[Figure content listings]
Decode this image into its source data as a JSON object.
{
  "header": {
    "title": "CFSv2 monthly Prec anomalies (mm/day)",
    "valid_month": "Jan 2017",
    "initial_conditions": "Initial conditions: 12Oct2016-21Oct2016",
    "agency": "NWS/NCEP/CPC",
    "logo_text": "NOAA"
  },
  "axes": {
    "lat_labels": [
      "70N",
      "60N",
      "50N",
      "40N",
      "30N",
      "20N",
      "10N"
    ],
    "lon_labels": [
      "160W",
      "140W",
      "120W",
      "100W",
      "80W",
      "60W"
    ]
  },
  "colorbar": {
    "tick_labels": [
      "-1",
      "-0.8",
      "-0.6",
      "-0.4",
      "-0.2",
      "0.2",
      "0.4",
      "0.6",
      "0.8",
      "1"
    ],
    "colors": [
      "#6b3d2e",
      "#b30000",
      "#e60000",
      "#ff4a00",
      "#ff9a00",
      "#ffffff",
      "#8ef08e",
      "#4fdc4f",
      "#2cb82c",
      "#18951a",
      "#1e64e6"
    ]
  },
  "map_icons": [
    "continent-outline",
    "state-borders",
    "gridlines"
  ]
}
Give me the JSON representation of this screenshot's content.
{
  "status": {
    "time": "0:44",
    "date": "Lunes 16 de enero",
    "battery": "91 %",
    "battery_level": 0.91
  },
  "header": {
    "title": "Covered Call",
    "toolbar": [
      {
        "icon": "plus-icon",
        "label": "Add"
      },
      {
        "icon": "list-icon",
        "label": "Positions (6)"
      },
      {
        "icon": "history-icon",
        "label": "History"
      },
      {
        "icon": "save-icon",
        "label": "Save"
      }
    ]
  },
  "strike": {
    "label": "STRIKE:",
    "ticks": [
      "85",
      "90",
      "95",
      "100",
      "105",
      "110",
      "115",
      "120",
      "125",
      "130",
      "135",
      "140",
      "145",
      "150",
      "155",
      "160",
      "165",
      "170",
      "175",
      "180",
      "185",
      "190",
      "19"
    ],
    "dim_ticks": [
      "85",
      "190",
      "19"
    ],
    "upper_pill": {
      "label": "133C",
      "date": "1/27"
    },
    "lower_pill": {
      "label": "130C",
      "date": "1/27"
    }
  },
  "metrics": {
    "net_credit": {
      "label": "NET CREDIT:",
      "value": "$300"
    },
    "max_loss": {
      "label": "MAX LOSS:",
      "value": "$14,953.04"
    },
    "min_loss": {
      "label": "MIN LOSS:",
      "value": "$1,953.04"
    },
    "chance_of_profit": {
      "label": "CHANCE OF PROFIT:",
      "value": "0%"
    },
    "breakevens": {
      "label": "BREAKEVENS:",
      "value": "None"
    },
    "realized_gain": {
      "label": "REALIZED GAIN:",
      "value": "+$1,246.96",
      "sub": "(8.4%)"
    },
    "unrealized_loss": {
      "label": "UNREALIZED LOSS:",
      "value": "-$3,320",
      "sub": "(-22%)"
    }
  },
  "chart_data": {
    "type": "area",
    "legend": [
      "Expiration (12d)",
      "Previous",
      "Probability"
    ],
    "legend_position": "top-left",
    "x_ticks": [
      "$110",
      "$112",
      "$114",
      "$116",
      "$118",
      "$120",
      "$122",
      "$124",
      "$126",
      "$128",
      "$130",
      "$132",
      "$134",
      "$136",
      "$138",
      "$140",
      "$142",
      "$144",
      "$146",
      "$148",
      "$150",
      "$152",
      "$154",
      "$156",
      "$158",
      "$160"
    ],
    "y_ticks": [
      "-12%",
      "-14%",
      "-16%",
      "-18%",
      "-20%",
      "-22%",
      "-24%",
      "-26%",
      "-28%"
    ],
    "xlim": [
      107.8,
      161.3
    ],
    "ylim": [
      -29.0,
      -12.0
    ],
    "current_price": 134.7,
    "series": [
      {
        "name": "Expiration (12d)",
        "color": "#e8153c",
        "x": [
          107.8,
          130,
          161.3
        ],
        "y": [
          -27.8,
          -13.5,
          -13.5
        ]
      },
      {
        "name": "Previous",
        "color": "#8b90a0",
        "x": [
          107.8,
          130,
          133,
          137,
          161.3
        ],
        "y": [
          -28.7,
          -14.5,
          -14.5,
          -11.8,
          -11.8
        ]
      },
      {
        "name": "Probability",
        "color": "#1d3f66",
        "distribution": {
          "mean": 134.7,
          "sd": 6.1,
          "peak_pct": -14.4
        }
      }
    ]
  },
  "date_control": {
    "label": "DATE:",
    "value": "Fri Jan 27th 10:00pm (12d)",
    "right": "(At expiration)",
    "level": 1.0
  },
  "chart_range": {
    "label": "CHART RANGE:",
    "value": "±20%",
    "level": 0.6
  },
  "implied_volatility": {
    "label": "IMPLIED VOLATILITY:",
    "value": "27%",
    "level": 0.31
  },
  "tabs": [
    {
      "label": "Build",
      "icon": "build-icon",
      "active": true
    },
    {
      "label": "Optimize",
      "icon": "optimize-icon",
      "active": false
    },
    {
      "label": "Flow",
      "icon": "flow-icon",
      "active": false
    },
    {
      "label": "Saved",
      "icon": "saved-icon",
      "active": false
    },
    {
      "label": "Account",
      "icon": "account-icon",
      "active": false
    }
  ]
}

== Goal ==
From the data above, show each line that contains "name".

== Result of the task ==
        "name": "Expiration (12d)",
        "name": "Previous",
        "name": "Probability",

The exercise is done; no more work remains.